• [WHAT IS REQUIRED] Repeat the whole listing below, word for word.

(Some records)
☆ ☆ ☆ ☆ ☆

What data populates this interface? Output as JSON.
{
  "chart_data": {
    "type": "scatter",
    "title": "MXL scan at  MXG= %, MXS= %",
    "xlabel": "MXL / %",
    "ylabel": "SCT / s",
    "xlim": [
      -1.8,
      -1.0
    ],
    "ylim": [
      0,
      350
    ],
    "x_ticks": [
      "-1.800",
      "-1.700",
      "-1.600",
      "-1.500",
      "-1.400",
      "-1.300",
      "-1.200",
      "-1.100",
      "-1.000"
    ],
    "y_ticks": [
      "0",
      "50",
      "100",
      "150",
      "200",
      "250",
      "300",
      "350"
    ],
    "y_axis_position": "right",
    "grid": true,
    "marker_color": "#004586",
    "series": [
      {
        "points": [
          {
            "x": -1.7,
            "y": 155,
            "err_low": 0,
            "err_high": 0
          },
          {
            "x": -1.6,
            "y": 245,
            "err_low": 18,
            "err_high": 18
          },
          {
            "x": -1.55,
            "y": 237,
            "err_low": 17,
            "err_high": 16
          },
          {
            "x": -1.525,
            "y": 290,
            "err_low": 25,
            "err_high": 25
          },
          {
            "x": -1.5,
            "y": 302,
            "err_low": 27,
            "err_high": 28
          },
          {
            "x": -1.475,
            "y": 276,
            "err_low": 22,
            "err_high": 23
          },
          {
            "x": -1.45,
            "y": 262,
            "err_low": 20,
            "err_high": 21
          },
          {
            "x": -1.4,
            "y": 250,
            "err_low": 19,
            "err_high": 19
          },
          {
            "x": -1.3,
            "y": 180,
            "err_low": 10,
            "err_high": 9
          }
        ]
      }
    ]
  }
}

☆ ☆ ☆ ☆ ☆

• [FINAL RESULT]
What data populates this interface? Output as JSON.
{
  "chart_data": {
    "type": "scatter",
    "title": "MXL scan at  MXG= %, MXS= %",
    "xlabel": "MXL / %",
    "ylabel": "SCT / s",
    "xlim": [
      -1.8,
      -1.0
    ],
    "ylim": [
      0,
      350
    ],
    "x_ticks": [
      "-1.800",
      "-1.700",
      "-1.600",
      "-1.500",
      "-1.400",
      "-1.300",
      "-1.200",
      "-1.100",
      "-1.000"
    ],
    "y_ticks": [
      "0",
      "50",
      "100",
      "150",
      "200",
      "250",
      "300",
      "350"
    ],
    "y_axis_position": "right",
    "grid": true,
    "marker_color": "#004586",
    "series": [
      {
        "points": [
          {
            "x": -1.7,
            "y": 155,
            "err_low": 0,
            "err_high": 0
          },
          {
            "x": -1.6,
            "y": 245,
            "err_low": 18,
            "err_high": 18
          },
          {
            "x": -1.55,
            "y": 237,
            "err_low": 17,
            "err_high": 16
          },
          {
            "x": -1.525,
            "y": 290,
            "err_low": 25,
            "err_high": 25
          },
          {
            "x": -1.5,
            "y": 302,
            "err_low": 27,
            "err_high": 28
          },
          {
            "x": -1.475,
            "y": 276,
            "err_low": 22,
            "err_high": 23
          },
          {
            "x": -1.45,
            "y": 262,
            "err_low": 20,
            "err_high": 21
          },
          {
            "x": -1.4,
            "y": 250,
            "err_low": 19,
            "err_high": 19
          },
          {
            "x": -1.3,
            "y": 180,
            "err_low": 10,
            "err_high": 9
          }
        ]
      }
    ]
  }
}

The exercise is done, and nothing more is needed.